--- Available data ---

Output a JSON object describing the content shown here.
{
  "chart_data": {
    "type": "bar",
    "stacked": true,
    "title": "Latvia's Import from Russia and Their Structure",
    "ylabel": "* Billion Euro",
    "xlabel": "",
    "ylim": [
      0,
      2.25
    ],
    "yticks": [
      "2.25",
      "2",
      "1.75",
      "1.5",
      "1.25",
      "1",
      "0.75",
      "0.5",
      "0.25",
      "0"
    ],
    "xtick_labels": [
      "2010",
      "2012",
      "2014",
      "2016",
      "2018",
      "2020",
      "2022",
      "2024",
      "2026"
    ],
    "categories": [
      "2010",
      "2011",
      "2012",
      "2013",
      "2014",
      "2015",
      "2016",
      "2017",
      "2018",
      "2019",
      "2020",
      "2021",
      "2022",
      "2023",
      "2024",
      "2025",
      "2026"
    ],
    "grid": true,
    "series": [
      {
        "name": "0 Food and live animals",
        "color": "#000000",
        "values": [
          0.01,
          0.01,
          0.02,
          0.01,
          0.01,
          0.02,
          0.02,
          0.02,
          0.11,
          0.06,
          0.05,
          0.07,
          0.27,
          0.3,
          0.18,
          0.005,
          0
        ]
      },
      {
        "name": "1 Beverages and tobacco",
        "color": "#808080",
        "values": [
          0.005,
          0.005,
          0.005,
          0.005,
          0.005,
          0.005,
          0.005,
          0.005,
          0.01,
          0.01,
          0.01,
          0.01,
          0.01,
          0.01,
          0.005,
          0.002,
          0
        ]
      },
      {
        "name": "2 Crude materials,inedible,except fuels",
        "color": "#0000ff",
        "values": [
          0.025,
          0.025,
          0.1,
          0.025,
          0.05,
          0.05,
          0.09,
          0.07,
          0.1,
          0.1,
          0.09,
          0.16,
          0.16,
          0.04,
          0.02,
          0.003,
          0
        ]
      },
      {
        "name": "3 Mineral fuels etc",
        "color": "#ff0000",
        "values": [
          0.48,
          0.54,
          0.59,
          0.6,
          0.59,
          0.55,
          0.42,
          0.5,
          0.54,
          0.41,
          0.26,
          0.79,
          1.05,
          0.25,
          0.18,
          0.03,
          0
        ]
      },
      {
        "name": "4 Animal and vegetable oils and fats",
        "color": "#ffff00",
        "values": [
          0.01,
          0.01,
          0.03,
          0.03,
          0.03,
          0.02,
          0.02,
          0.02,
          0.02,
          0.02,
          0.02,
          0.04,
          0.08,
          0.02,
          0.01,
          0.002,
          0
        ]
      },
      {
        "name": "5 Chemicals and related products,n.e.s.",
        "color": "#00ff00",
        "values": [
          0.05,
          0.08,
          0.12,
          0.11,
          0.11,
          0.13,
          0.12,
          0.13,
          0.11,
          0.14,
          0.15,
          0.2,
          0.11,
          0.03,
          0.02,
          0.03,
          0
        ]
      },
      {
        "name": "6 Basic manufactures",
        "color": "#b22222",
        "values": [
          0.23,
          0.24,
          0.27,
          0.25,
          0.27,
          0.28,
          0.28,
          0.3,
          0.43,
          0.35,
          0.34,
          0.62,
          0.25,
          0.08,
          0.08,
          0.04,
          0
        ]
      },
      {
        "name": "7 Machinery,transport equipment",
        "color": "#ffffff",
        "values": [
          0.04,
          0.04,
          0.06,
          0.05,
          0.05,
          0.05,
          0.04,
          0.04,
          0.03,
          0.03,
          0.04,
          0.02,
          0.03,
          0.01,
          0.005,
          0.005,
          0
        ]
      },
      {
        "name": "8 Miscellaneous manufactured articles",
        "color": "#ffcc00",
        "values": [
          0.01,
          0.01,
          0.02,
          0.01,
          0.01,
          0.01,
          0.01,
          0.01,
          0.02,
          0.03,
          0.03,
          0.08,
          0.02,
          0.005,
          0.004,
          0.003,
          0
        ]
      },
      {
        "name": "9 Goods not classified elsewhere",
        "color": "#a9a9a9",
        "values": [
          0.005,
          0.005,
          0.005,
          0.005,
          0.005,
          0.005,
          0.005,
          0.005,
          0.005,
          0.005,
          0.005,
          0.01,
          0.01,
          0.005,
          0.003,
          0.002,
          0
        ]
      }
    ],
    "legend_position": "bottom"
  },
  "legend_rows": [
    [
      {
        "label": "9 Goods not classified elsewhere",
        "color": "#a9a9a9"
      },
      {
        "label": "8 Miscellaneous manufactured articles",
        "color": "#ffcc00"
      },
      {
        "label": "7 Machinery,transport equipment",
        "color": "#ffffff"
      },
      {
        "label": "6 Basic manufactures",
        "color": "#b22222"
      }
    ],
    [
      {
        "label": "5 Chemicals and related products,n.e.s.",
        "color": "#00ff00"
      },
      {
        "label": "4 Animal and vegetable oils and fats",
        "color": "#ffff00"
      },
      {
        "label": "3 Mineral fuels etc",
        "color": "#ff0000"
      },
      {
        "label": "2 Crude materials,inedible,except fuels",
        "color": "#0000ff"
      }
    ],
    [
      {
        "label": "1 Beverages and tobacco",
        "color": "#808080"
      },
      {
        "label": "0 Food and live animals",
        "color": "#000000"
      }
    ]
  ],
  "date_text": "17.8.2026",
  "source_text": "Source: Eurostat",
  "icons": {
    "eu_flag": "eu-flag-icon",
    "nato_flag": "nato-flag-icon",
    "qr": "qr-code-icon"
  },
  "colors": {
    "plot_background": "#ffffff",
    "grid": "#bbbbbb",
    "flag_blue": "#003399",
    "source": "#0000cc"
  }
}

---

• **Given request**:
Using the listing above, retype each line exactly.

• **Output below**:
Output a JSON object describing the content shown here.
{
  "chart_data": {
    "type": "bar",
    "stacked": true,
    "title": "Latvia's Import from Russia and Their Structure",
    "ylabel": "* Billion Euro",
    "xlabel": "",
    "ylim": [
      0,
      2.25
    ],
    "yticks": [
      "2.25",
      "2",
      "1.75",
      "1.5",
      "1.25",
      "1",
      "0.75",
      "0.5",
      "0.25",
      "0"
    ],
    "xtick_labels": [
      "2010",
      "2012",
      "2014",
      "2016",
      "2018",
      "2020",
      "2022",
      "2024",
      "2026"
    ],
    "categories": [
      "2010",
      "2011",
      "2012",
      "2013",
      "2014",
      "2015",
      "2016",
      "2017",
      "2018",
      "2019",
      "2020",
      "2021",
      "2022",
      "2023",
      "2024",
      "2025",
      "2026"
    ],
    "grid": true,
    "series": [
      {
        "name": "0 Food and live animals",
        "color": "#000000",
        "values": [
          0.01,
          0.01,
          0.02,
          0.01,
          0.01,
          0.02,
          0.02,
          0.02,
          0.11,
          0.06,
          0.05,
          0.07,
          0.27,
          0.3,
          0.18,
          0.005,
          0
        ]
      },
      {
        "name": "1 Beverages and tobacco",
        "color": "#808080",
        "values": [
          0.005,
          0.005,
          0.005,
          0.005,
          0.005,
          0.005,
          0.005,
          0.005,
          0.01,
          0.01,
          0.01,
          0.01,
          0.01,
          0.01,
          0.005,
          0.002,
          0
        ]
      },
      {
        "name": "2 Crude materials,inedible,except fuels",
        "color": "#0000ff",
        "values": [
          0.025,
          0.025,
          0.1,
          0.025,
          0.05,
          0.05,
          0.09,
          0.07,
          0.1,
          0.1,
          0.09,
          0.16,
          0.16,
          0.04,
          0.02,
          0.003,
          0
        ]
      },
      {
        "name": "3 Mineral fuels etc",
        "color": "#ff0000",
        "values": [
          0.48,
          0.54,
          0.59,
          0.6,
          0.59,
          0.55,
          0.42,
          0.5,
          0.54,
          0.41,
          0.26,
          0.79,
          1.05,
          0.25,
          0.18,
          0.03,
          0
        ]
      },
      {
        "name": "4 Animal and vegetable oils and fats",
        "color": "#ffff00",
        "values": [
          0.01,
          0.01,
          0.03,
          0.03,
          0.03,
          0.02,
          0.02,
          0.02,
          0.02,
          0.02,
          0.02,
          0.04,
          0.08,
          0.02,
          0.01,
          0.002,
          0
        ]
      },
      {
        "name": "5 Chemicals and related products,n.e.s.",
        "color": "#00ff00",
        "values": [
          0.05,
          0.08,
          0.12,
          0.11,
          0.11,
          0.13,
          0.12,
          0.13,
          0.11,
          0.14,
          0.15,
          0.2,
          0.11,
          0.03,
          0.02,
          0.03,
          0
        ]
      },
      {
        "name": "6 Basic manufactures",
        "color": "#b22222",
        "values": [
          0.23,
          0.24,
          0.27,
          0.25,
          0.27,
          0.28,
          0.28,
          0.3,
          0.43,
          0.35,
          0.34,
          0.62,
          0.25,
          0.08,
          0.08,
          0.04,
          0
        ]
      },
      {
        "name": "7 Machinery,transport equipment",
        "color": "#ffffff",
        "values": [
          0.04,
          0.04,
          0.06,
          0.05,
          0.05,
          0.05,
          0.04,
          0.04,
          0.03,
          0.03,
          0.04,
          0.02,
          0.03,
          0.01,
          0.005,
          0.005,
          0
        ]
      },
      {
        "name": "8 Miscellaneous manufactured articles",
        "color": "#ffcc00",
        "values": [
          0.01,
          0.01,
          0.02,
          0.01,
          0.01,
          0.01,
          0.01,
          0.01,
          0.02,
          0.03,
          0.03,
          0.08,
          0.02,
          0.005,
          0.004,
          0.003,
          0
        ]
      },
      {
        "name": "9 Goods not classified elsewhere",
        "color": "#a9a9a9",
        "values": [
          0.005,
          0.005,
          0.005,
          0.005,
          0.005,
          0.005,
          0.005,
          0.005,
          0.005,
          0.005,
          0.005,
          0.01,
          0.01,
          0.005,
          0.003,
          0.002,
          0
        ]
      }
    ],
    "legend_position": "bottom"
  },
  "legend_rows": [
    [
      {
        "label": "9 Goods not classified elsewhere",
        "color": "#a9a9a9"
      },
      {
        "label": "8 Miscellaneous manufactured articles",
        "color": "#ffcc00"
      },
      {
        "label": "7 Machinery,transport equipment",
        "color": "#ffffff"
      },
      {
        "label": "6 Basic manufactures",
        "color": "#b22222"
      }
    ],
    [
      {
        "label": "5 Chemicals and related products,n.e.s.",
        "color": "#00ff00"
      },
      {
        "label": "4 Animal and vegetable oils and fats",
        "color": "#ffff00"
      },
      {
        "label": "3 Mineral fuels etc",
        "color": "#ff0000"
      },
      {
        "label": "2 Crude materials,inedible,except fuels",
        "color": "#0000ff"
      }
    ],
    [
      {
        "label": "1 Beverages and tobacco",
        "color": "#808080"
      },
      {
        "label": "0 Food and live animals",
        "color": "#000000"
      }
    ]
  ],
  "date_text": "17.8.2026",
  "source_text": "Source: Eurostat",
  "icons": {
    "eu_flag": "eu-flag-icon",
    "nato_flag": "nato-flag-icon",
    "qr": "qr-code-icon"
  },
  "colors": {
    "plot_background": "#ffffff",
    "grid": "#bbbbbb",
    "flag_blue": "#003399",
    "source": "#0000cc"
  }
}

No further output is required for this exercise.